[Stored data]
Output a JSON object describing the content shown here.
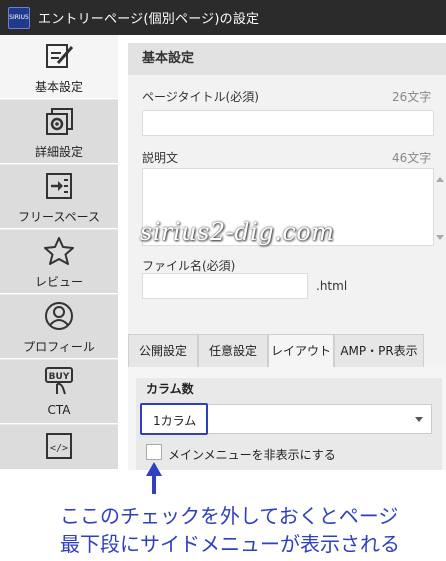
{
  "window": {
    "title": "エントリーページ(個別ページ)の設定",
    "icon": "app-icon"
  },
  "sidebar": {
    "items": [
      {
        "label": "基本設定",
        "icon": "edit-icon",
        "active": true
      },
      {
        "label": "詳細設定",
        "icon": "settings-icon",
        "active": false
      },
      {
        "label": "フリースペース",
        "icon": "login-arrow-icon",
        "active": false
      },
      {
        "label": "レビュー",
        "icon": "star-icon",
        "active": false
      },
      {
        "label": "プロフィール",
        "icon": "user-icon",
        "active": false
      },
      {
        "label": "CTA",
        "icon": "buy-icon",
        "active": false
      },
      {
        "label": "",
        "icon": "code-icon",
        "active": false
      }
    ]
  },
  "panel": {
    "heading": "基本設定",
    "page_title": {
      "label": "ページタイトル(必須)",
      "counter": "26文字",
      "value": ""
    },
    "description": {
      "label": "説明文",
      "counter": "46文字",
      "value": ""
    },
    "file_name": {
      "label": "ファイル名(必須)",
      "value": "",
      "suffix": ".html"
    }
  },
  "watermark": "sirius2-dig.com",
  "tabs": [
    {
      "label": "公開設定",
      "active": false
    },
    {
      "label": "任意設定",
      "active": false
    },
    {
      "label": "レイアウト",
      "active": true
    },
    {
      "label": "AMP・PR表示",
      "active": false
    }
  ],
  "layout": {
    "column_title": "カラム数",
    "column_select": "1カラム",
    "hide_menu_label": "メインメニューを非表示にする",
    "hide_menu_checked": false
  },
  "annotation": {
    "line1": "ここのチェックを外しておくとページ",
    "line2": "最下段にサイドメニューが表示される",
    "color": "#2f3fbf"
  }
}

*Written exercise*
Search the entries for the word "icon", then list each line that holds it.

*Written solution*
    "icon": "app-icon"
        "icon": "edit-icon",
        "icon": "settings-icon",
        "icon": "login-arrow-icon",
        "icon": "star-icon",
        "icon": "user-icon",
        "icon": "buy-icon",
        "icon": "code-icon",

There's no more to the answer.